Task details -
Copy nothing but the text: reproduce each line of the listing exactly and leave the pictures out.

________

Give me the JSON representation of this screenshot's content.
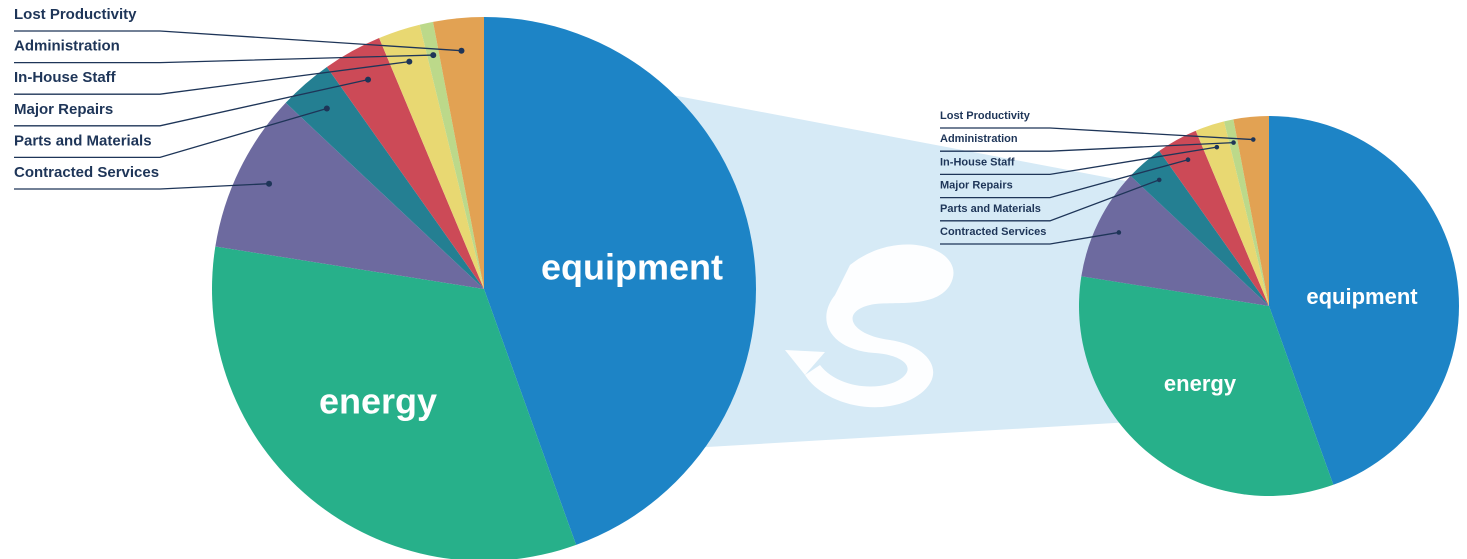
{
  "chart_data": [
    {
      "type": "pie",
      "slices": [
        {
          "label": "equipment",
          "value": 44.5,
          "color": "#1d84c6"
        },
        {
          "label": "energy",
          "value": 33.0,
          "color": "#27b08a"
        },
        {
          "label": "Contracted Services",
          "value": 9.5,
          "color": "#6d6a9f"
        },
        {
          "label": "Parts and Materials",
          "value": 3.2,
          "color": "#247f92"
        },
        {
          "label": "Major Repairs",
          "value": 3.5,
          "color": "#cc4a57"
        },
        {
          "label": "In-House Staff",
          "value": 2.5,
          "color": "#e8d872"
        },
        {
          "label": "Administration",
          "value": 0.8,
          "color": "#bcd98a"
        },
        {
          "label": "Lost Productivity",
          "value": 3.0,
          "color": "#e2a253"
        }
      ]
    },
    {
      "type": "pie",
      "slices": [
        {
          "label": "equipment",
          "value": 44.5,
          "color": "#1d84c6"
        },
        {
          "label": "energy",
          "value": 33.0,
          "color": "#27b08a"
        },
        {
          "label": "Contracted Services",
          "value": 9.5,
          "color": "#6d6a9f"
        },
        {
          "label": "Parts and Materials",
          "value": 3.2,
          "color": "#247f92"
        },
        {
          "label": "Major Repairs",
          "value": 3.5,
          "color": "#cc4a57"
        },
        {
          "label": "In-House Staff",
          "value": 2.5,
          "color": "#e8d872"
        },
        {
          "label": "Administration",
          "value": 0.8,
          "color": "#bcd98a"
        },
        {
          "label": "Lost Productivity",
          "value": 3.0,
          "color": "#e2a253"
        }
      ]
    }
  ],
  "connector_color": "#d6eaf6",
  "logo": "swirl-arrow-icon"
}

________

Full output -
Give me the JSON representation of this screenshot's content.
{
  "chart_data": [
    {
      "type": "pie",
      "slices": [
        {
          "label": "equipment",
          "value": 44.5,
          "color": "#1d84c6"
        },
        {
          "label": "energy",
          "value": 33.0,
          "color": "#27b08a"
        },
        {
          "label": "Contracted Services",
          "value": 9.5,
          "color": "#6d6a9f"
        },
        {
          "label": "Parts and Materials",
          "value": 3.2,
          "color": "#247f92"
        },
        {
          "label": "Major Repairs",
          "value": 3.5,
          "color": "#cc4a57"
        },
        {
          "label": "In-House Staff",
          "value": 2.5,
          "color": "#e8d872"
        },
        {
          "label": "Administration",
          "value": 0.8,
          "color": "#bcd98a"
        },
        {
          "label": "Lost Productivity",
          "value": 3.0,
          "color": "#e2a253"
        }
      ]
    },
    {
      "type": "pie",
      "slices": [
        {
          "label": "equipment",
          "value": 44.5,
          "color": "#1d84c6"
        },
        {
          "label": "energy",
          "value": 33.0,
          "color": "#27b08a"
        },
        {
          "label": "Contracted Services",
          "value": 9.5,
          "color": "#6d6a9f"
        },
        {
          "label": "Parts and Materials",
          "value": 3.2,
          "color": "#247f92"
        },
        {
          "label": "Major Repairs",
          "value": 3.5,
          "color": "#cc4a57"
        },
        {
          "label": "In-House Staff",
          "value": 2.5,
          "color": "#e8d872"
        },
        {
          "label": "Administration",
          "value": 0.8,
          "color": "#bcd98a"
        },
        {
          "label": "Lost Productivity",
          "value": 3.0,
          "color": "#e2a253"
        }
      ]
    }
  ],
  "connector_color": "#d6eaf6",
  "logo": "swirl-arrow-icon"
}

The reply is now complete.